→ Short problem
Look through the data below and return each line where "view" appears.
— START Source records —
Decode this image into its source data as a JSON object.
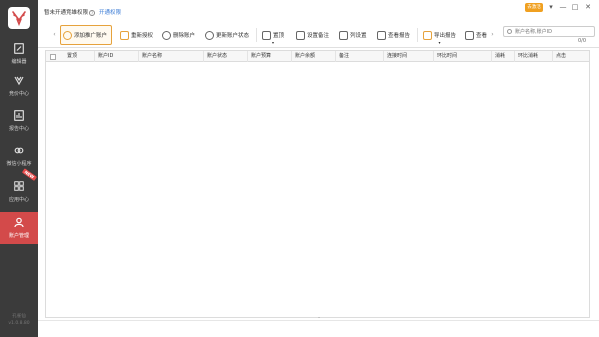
{
  "sidebar": {
    "items": [
      {
        "label": "编辑器",
        "icon": "edit-icon"
      },
      {
        "label": "竞价中心",
        "icon": "bid-icon"
      },
      {
        "label": "报告中心",
        "icon": "report-icon"
      },
      {
        "label": "微信小程序",
        "icon": "wechat-icon"
      },
      {
        "label": "应用中心",
        "icon": "apps-icon",
        "badge": "NEW"
      },
      {
        "label": "账户管理",
        "icon": "account-icon",
        "active": true
      }
    ],
    "footer_name": "孔雀仙",
    "version": "v1.0.8.80"
  },
  "header": {
    "notice": "暂未开通竞雄权限",
    "notice_link": "开通权限",
    "vip_label": "去激活",
    "window_controls": [
      "▾",
      "—",
      "□",
      "✕"
    ]
  },
  "toolbar": {
    "buttons": [
      {
        "label": "添加推广账户",
        "icon": "user-add-icon"
      },
      {
        "label": "重新授权",
        "icon": "reauth-icon"
      },
      {
        "label": "删除账户",
        "icon": "delete-icon"
      },
      {
        "label": "更新账户状态",
        "icon": "refresh-icon"
      },
      {
        "label": "置顶",
        "icon": "pin-top-icon"
      },
      {
        "label": "设置备注",
        "icon": "note-icon"
      },
      {
        "label": "列设置",
        "icon": "column-settings-icon"
      },
      {
        "label": "查看报告",
        "icon": "view-report-icon"
      },
      {
        "label": "导出报告",
        "icon": "export-icon"
      },
      {
        "label": "查看",
        "icon": "view-icon"
      }
    ],
    "search_placeholder": "账户名称,账户ID",
    "count": "0/0"
  },
  "table": {
    "columns": [
      "置顶",
      "账户ID",
      "账户名称",
      "账户状态",
      "账户预算",
      "账户余额",
      "备注",
      "连接时间",
      "环比时间",
      "消耗",
      "环比消耗",
      "点击"
    ]
  },
  "colors": {
    "sidebar_bg": "#3b3b3b",
    "active_bg": "#d34a4a",
    "accent": "#e6a23c",
    "link": "#3a7bd5"
  }
}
— END Source records —
→ Answer to the exercise
        "icon": "view-report-icon"
        "icon": "view-icon"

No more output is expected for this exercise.